■ **Problem**
Extract every line that contains the string "show".

[Part of a data file]
- - - -

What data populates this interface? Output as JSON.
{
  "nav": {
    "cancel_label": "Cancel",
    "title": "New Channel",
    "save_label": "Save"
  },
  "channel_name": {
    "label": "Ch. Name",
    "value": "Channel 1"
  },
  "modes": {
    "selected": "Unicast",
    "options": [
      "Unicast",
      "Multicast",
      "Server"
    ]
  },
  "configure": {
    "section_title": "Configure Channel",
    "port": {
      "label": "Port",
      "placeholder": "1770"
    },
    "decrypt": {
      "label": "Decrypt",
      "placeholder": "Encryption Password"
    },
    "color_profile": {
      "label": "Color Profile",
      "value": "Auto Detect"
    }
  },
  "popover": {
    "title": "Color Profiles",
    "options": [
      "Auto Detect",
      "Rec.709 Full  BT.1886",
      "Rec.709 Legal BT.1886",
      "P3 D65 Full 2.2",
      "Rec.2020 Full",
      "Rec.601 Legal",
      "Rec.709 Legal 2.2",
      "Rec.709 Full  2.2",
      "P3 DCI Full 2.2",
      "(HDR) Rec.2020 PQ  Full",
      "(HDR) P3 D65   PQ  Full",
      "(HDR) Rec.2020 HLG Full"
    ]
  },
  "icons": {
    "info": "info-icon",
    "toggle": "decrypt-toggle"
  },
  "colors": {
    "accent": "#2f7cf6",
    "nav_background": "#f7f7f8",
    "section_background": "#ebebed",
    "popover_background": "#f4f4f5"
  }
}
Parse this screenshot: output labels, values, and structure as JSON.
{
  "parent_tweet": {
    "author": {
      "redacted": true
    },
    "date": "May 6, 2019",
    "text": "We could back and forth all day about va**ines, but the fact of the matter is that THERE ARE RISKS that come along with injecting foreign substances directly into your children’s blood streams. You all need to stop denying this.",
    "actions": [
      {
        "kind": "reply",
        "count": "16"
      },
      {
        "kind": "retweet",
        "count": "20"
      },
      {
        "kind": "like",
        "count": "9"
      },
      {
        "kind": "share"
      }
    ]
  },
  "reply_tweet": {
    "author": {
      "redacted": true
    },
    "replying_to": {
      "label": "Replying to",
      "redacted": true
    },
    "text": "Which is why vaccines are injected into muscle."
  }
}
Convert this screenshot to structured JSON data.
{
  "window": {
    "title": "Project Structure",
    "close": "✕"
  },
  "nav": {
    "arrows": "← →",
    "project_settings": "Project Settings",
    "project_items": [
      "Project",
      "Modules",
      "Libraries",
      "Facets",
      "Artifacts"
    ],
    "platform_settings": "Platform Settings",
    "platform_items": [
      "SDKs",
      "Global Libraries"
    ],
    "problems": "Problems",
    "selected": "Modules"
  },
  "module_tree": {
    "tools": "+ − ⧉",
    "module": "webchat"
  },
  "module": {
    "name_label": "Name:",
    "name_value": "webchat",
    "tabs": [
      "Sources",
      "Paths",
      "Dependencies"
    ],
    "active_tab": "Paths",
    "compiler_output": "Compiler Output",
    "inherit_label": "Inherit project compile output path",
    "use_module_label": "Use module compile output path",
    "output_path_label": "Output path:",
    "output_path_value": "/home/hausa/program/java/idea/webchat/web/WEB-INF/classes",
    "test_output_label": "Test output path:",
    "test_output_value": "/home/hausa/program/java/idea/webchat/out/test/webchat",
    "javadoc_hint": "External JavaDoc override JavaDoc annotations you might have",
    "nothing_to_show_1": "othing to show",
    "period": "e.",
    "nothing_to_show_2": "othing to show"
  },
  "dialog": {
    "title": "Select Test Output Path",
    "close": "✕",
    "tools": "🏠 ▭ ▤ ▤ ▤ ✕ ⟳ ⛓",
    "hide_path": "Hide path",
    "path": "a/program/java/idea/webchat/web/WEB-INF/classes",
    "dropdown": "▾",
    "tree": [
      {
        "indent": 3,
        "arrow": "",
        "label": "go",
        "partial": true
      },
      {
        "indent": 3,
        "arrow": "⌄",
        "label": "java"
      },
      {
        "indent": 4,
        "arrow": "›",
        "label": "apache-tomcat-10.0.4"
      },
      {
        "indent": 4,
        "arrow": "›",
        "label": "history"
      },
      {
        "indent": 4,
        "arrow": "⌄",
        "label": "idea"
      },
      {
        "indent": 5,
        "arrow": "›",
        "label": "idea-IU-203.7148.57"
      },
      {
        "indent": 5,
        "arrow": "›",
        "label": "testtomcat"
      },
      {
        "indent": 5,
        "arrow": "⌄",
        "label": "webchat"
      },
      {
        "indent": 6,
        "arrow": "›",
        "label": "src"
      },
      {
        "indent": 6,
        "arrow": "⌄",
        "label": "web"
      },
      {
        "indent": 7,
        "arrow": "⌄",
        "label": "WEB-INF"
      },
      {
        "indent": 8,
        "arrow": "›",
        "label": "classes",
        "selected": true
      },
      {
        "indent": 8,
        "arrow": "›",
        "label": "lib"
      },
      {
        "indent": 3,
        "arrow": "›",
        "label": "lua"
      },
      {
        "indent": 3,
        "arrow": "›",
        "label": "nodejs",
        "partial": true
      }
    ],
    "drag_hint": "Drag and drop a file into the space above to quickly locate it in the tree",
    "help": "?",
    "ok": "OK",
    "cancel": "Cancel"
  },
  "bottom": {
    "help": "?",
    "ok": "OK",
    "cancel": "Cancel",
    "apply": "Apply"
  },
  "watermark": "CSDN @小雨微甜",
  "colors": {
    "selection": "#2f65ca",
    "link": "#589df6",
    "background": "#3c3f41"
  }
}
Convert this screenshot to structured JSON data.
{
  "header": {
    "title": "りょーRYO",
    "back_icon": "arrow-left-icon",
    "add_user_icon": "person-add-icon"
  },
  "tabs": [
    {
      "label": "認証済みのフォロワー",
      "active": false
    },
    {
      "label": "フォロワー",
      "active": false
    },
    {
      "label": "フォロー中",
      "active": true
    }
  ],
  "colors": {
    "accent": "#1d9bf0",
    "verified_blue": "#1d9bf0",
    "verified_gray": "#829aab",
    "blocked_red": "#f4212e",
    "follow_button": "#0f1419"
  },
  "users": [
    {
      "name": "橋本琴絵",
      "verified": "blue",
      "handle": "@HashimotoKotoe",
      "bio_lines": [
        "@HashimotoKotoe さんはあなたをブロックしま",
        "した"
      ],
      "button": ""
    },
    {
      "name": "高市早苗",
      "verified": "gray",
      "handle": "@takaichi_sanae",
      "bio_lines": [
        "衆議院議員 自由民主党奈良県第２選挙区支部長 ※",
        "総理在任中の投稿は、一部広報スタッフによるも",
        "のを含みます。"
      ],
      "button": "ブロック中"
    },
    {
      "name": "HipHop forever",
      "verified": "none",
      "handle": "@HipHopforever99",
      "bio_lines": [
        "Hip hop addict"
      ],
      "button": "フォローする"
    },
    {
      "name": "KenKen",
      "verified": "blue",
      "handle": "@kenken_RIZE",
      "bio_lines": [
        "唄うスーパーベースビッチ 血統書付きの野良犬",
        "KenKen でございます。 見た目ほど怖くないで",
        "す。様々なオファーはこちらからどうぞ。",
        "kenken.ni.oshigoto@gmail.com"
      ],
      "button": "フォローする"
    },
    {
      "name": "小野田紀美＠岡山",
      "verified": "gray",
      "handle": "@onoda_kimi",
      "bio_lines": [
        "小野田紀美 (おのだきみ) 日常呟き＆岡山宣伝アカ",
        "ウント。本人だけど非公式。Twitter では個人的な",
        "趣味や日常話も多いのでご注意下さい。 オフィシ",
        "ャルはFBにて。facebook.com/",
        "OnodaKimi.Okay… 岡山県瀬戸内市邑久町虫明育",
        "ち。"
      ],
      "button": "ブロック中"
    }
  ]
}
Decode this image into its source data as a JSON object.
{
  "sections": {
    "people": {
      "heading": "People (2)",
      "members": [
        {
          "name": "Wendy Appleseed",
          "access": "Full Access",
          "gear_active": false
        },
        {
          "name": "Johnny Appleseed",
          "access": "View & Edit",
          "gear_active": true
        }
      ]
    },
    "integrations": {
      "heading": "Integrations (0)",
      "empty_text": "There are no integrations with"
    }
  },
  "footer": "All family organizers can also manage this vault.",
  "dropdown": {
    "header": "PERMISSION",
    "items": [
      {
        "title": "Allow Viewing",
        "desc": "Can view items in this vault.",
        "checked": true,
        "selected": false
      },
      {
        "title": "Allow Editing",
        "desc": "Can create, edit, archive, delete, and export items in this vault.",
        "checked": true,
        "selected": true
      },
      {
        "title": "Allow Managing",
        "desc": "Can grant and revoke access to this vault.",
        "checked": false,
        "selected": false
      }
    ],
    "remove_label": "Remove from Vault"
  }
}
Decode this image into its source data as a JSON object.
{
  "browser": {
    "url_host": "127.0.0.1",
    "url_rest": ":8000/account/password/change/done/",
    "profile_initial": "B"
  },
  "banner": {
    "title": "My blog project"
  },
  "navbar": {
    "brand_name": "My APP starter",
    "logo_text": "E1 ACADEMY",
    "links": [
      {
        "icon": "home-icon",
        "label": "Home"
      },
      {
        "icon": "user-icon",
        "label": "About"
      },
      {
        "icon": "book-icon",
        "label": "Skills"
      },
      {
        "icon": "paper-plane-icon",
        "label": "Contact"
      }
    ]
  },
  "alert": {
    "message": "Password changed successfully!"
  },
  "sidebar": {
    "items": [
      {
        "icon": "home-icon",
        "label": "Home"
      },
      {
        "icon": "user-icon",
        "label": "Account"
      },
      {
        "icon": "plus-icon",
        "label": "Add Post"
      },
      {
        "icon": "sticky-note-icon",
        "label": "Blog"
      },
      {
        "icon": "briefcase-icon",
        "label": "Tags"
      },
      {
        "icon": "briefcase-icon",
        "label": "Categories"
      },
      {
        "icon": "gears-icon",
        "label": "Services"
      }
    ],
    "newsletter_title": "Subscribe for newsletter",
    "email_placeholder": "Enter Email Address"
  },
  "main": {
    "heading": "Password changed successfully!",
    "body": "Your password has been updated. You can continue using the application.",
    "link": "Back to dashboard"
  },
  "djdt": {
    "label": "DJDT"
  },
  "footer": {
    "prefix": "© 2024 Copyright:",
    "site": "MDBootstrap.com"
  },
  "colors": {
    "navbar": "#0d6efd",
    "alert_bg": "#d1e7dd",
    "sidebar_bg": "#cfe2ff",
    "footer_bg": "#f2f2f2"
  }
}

- - - -

■ **Answer to this exercise**
    "nothing_to_show_1": "othing to show",
    "nothing_to_show_2": "othing to show"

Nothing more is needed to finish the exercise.